[BEGIN]

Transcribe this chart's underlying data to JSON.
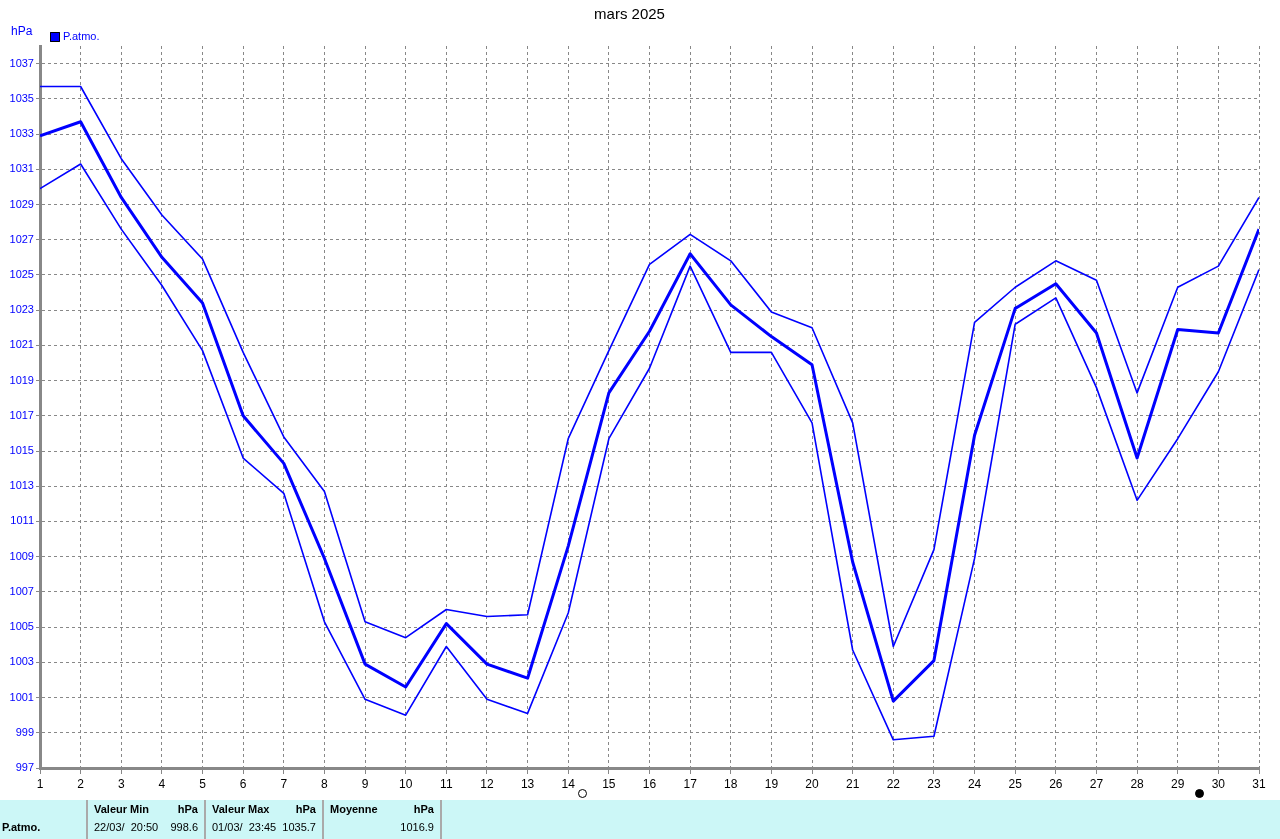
{
  "chart_data": {
    "type": "line",
    "title": "mars 2025",
    "ylabel": "hPa",
    "x": [
      1,
      2,
      3,
      4,
      5,
      6,
      7,
      8,
      9,
      10,
      11,
      12,
      13,
      14,
      15,
      16,
      17,
      18,
      19,
      20,
      21,
      22,
      23,
      24,
      25,
      26,
      27,
      28,
      29,
      30,
      31
    ],
    "xlim": [
      1,
      31
    ],
    "xticks": [
      1,
      2,
      3,
      4,
      5,
      6,
      7,
      8,
      9,
      10,
      11,
      12,
      13,
      14,
      15,
      16,
      17,
      18,
      19,
      20,
      21,
      22,
      23,
      24,
      25,
      26,
      27,
      28,
      29,
      30,
      31
    ],
    "ylim": [
      997,
      1038
    ],
    "yticks": [
      997,
      999,
      1001,
      1003,
      1005,
      1007,
      1009,
      1011,
      1013,
      1015,
      1017,
      1019,
      1021,
      1023,
      1025,
      1027,
      1029,
      1031,
      1033,
      1035,
      1037
    ],
    "series": [
      {
        "color": "#0000ff",
        "values": [
          1035.7,
          1035.7,
          1031.6,
          1028.4,
          1025.9,
          1020.6,
          1015.8,
          1012.7,
          1005.3,
          1004.4,
          1006.0,
          1005.6,
          1005.7,
          1015.7,
          1020.7,
          1025.6,
          1027.3,
          1025.8,
          1022.9,
          1022.0,
          1016.6,
          1003.9,
          1009.4,
          1022.3,
          1024.3,
          1025.8,
          1024.7,
          1018.3,
          1024.3,
          1025.5,
          1029.4
        ]
      },
      {
        "name": "P.atmo.",
        "color": "#0000ff",
        "values": [
          1032.9,
          1033.7,
          1029.4,
          1026.0,
          1023.4,
          1017.0,
          1014.3,
          1008.9,
          1002.9,
          1001.6,
          1005.2,
          1002.9,
          1002.1,
          1009.6,
          1018.3,
          1021.8,
          1026.2,
          1023.3,
          1021.5,
          1019.9,
          1008.7,
          1000.8,
          1003.1,
          1015.9,
          1023.1,
          1024.5,
          1021.7,
          1014.6,
          1021.9,
          1021.7,
          1027.6
        ]
      },
      {
        "color": "#0000ff",
        "values": [
          1029.9,
          1031.3,
          1027.6,
          1024.4,
          1020.7,
          1014.6,
          1012.6,
          1005.3,
          1000.9,
          1000.0,
          1003.9,
          1000.9,
          1000.1,
          1005.8,
          1015.7,
          1019.7,
          1025.5,
          1020.6,
          1020.6,
          1016.6,
          1003.7,
          998.6,
          998.8,
          1008.9,
          1022.2,
          1023.7,
          1018.6,
          1012.2,
          1015.7,
          1019.5,
          1025.3
        ]
      }
    ],
    "grid": true,
    "legend": "top left",
    "marker": "none",
    "line_style": "solid",
    "annotations": [
      "P.atmo.",
      "Valeur Min",
      "hPa",
      "22/03/  20:50",
      "998.6",
      "Valeur Max",
      "hPa",
      "01/03/  23:45",
      "1035.7",
      "Moyenne",
      "hPa",
      "1016.9"
    ]
  }
}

[END]

Task directions:
Write out the whole listing exactly, and drop the pictures.

Full response:
Transcribe this chart's underlying data to JSON.
{
  "chart_data": {
    "type": "line",
    "title": "mars 2025",
    "ylabel": "hPa",
    "x": [
      1,
      2,
      3,
      4,
      5,
      6,
      7,
      8,
      9,
      10,
      11,
      12,
      13,
      14,
      15,
      16,
      17,
      18,
      19,
      20,
      21,
      22,
      23,
      24,
      25,
      26,
      27,
      28,
      29,
      30,
      31
    ],
    "xlim": [
      1,
      31
    ],
    "xticks": [
      1,
      2,
      3,
      4,
      5,
      6,
      7,
      8,
      9,
      10,
      11,
      12,
      13,
      14,
      15,
      16,
      17,
      18,
      19,
      20,
      21,
      22,
      23,
      24,
      25,
      26,
      27,
      28,
      29,
      30,
      31
    ],
    "ylim": [
      997,
      1038
    ],
    "yticks": [
      997,
      999,
      1001,
      1003,
      1005,
      1007,
      1009,
      1011,
      1013,
      1015,
      1017,
      1019,
      1021,
      1023,
      1025,
      1027,
      1029,
      1031,
      1033,
      1035,
      1037
    ],
    "series": [
      {
        "color": "#0000ff",
        "values": [
          1035.7,
          1035.7,
          1031.6,
          1028.4,
          1025.9,
          1020.6,
          1015.8,
          1012.7,
          1005.3,
          1004.4,
          1006.0,
          1005.6,
          1005.7,
          1015.7,
          1020.7,
          1025.6,
          1027.3,
          1025.8,
          1022.9,
          1022.0,
          1016.6,
          1003.9,
          1009.4,
          1022.3,
          1024.3,
          1025.8,
          1024.7,
          1018.3,
          1024.3,
          1025.5,
          1029.4
        ]
      },
      {
        "name": "P.atmo.",
        "color": "#0000ff",
        "values": [
          1032.9,
          1033.7,
          1029.4,
          1026.0,
          1023.4,
          1017.0,
          1014.3,
          1008.9,
          1002.9,
          1001.6,
          1005.2,
          1002.9,
          1002.1,
          1009.6,
          1018.3,
          1021.8,
          1026.2,
          1023.3,
          1021.5,
          1019.9,
          1008.7,
          1000.8,
          1003.1,
          1015.9,
          1023.1,
          1024.5,
          1021.7,
          1014.6,
          1021.9,
          1021.7,
          1027.6
        ]
      },
      {
        "color": "#0000ff",
        "values": [
          1029.9,
          1031.3,
          1027.6,
          1024.4,
          1020.7,
          1014.6,
          1012.6,
          1005.3,
          1000.9,
          1000.0,
          1003.9,
          1000.9,
          1000.1,
          1005.8,
          1015.7,
          1019.7,
          1025.5,
          1020.6,
          1020.6,
          1016.6,
          1003.7,
          998.6,
          998.8,
          1008.9,
          1022.2,
          1023.7,
          1018.6,
          1012.2,
          1015.7,
          1019.5,
          1025.3
        ]
      }
    ],
    "grid": true,
    "legend": "top left",
    "marker": "none",
    "line_style": "solid",
    "annotations": [
      "P.atmo.",
      "Valeur Min",
      "hPa",
      "22/03/  20:50",
      "998.6",
      "Valeur Max",
      "hPa",
      "01/03/  23:45",
      "1035.7",
      "Moyenne",
      "hPa",
      "1016.9"
    ]
  }
}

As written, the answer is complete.